* Start ENTRIES SUPPLIED *

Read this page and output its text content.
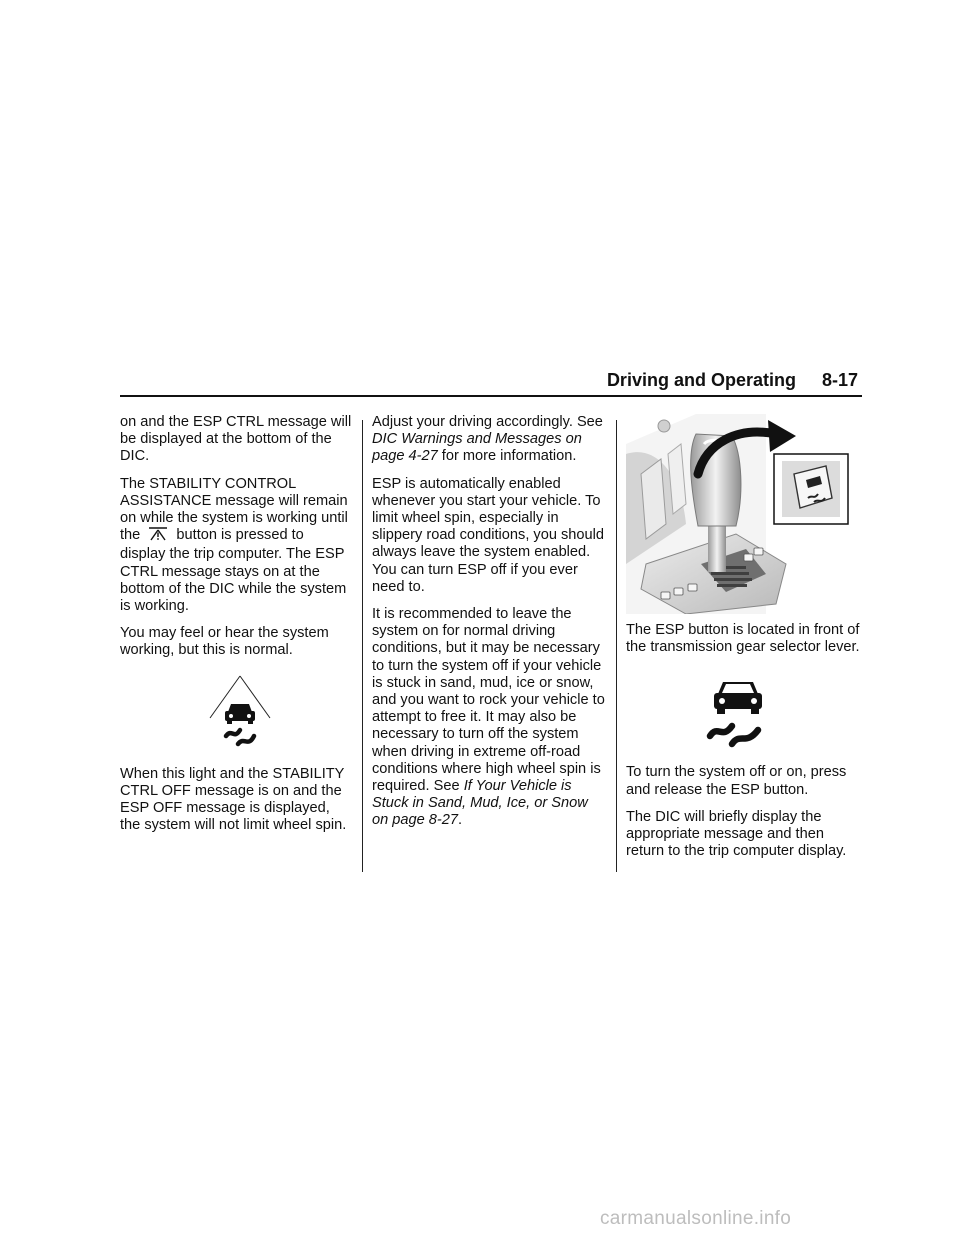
Driving and Operating 8-17

on and the ESP CTRL message will be displayed at the bottom of the DIC.

The STABILITY CONTROL ASSISTANCE message will remain on while the system is working until the button is pressed to display the trip computer. The ESP CTRL message stays on at the bottom of the DIC while the system is working.

You may feel or hear the system working, but this is normal.

When this light and the STABILITY CTRL OFF message is on and the ESP OFF message is displayed, the system will not limit wheel spin.

Adjust your driving accordingly. See DIC Warnings and Messages on page 4-27 for more information.

ESP is automatically enabled whenever you start your vehicle. To limit wheel spin, especially in slippery road conditions, you should always leave the system enabled. You can turn ESP off if you ever need to.

It is recommended to leave the system on for normal driving conditions, but it may be necessary to turn the system off if your vehicle is stuck in sand, mud, ice or snow, and you want to rock your vehicle to attempt to free it. It may also be necessary to turn off the system when driving in extreme off-road conditions where high wheel spin is required. See If Your Vehicle is Stuck in Sand, Mud, Ice, or Snow on page 8-27.

The ESP button is located in front of the transmission gear selector lever.

To turn the system off or on, press and release the ESP button.

The DIC will briefly display the appropriate message and then return to the trip computer display.

carmanualsonline.info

* End ENTRIES SUPPLIED *

EXERCISE PROMPT:
Take each line of the material that contains the word "button" and list it.

REPLY:
The STABILITY CONTROL ASSISTANCE message will remain on while the system is working until the button is pressed to display the trip computer. The ESP CTRL message stays on at the bottom of the DIC while the system is working.
The ESP button is located in front of the transmission gear selector lever.
To turn the system off or on, press and release the ESP button.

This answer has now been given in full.